### What you should do:
State the number of lines in these records holding "Samsung". Say nothing more.

### Record list:
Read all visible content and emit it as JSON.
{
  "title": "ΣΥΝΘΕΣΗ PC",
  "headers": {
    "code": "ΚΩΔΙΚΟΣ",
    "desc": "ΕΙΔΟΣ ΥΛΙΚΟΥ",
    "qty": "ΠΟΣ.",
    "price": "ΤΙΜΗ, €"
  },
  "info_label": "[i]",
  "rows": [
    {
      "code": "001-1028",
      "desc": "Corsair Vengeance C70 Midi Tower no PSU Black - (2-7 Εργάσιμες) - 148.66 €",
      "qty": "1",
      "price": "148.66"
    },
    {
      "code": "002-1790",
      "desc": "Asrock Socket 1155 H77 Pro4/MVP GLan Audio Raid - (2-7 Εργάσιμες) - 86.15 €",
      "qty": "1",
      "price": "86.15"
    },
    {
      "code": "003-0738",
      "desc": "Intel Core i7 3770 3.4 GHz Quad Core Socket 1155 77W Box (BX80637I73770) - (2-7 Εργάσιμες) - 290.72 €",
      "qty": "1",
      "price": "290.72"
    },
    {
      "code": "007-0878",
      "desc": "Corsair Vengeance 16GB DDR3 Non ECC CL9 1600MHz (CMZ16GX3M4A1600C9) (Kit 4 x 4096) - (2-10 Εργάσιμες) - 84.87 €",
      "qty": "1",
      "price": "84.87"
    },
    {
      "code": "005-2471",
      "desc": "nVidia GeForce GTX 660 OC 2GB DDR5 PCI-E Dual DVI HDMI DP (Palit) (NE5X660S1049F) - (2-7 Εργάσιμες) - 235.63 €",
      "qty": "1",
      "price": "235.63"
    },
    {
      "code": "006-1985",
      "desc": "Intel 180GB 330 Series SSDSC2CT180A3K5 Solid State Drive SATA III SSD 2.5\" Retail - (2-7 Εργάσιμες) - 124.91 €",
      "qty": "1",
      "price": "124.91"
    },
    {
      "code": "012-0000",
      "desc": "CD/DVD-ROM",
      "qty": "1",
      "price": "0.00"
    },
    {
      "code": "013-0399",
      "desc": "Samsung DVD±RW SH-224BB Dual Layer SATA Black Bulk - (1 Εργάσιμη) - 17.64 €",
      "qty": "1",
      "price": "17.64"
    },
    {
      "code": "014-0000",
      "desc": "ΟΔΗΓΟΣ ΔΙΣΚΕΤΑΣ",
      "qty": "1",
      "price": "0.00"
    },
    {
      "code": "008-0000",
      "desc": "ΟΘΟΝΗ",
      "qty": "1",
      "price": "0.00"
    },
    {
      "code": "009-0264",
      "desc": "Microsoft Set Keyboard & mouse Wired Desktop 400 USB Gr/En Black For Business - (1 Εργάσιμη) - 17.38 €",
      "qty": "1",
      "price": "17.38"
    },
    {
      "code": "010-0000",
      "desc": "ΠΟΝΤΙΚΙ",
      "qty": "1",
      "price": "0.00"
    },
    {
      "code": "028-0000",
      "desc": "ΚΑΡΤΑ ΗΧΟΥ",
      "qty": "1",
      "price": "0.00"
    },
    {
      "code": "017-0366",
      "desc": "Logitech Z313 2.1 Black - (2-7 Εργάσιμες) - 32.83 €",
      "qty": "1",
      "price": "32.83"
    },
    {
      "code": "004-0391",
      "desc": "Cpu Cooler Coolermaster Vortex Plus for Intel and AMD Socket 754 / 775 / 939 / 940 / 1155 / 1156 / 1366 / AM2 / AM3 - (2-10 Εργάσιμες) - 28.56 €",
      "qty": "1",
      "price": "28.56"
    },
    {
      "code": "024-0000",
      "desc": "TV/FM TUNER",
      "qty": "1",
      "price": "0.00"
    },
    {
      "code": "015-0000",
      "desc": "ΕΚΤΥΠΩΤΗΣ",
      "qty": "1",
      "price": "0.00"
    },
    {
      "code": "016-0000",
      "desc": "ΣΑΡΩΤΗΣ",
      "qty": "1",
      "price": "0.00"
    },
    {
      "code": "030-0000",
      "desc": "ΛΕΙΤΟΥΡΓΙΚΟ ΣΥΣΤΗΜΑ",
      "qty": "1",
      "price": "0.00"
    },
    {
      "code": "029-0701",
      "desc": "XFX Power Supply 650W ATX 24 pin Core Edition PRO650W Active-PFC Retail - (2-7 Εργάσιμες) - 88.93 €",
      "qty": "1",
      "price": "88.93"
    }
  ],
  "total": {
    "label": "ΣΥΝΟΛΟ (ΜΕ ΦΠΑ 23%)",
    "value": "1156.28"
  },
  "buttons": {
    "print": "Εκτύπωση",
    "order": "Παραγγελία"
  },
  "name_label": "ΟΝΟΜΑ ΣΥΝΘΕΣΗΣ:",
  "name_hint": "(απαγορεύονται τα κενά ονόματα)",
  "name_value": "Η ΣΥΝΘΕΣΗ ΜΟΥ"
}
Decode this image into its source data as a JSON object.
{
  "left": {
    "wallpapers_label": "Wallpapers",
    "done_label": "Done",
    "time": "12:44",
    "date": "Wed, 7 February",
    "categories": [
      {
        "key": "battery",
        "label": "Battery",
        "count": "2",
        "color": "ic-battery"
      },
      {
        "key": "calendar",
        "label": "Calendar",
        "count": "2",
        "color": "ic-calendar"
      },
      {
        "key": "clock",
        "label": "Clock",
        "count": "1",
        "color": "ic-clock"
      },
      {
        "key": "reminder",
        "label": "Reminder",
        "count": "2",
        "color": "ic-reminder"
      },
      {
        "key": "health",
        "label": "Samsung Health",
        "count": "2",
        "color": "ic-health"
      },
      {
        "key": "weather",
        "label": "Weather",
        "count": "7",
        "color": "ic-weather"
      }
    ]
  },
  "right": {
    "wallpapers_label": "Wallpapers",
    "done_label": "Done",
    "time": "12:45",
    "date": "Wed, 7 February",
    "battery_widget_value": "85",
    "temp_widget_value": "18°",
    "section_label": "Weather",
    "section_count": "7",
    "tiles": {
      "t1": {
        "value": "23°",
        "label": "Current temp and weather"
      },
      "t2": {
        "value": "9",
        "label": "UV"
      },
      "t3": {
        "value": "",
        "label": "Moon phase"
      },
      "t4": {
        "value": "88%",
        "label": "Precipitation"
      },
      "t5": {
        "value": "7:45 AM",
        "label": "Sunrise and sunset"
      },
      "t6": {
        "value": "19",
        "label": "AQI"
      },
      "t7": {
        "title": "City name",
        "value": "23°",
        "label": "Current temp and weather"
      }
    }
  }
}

### Expected answer:
2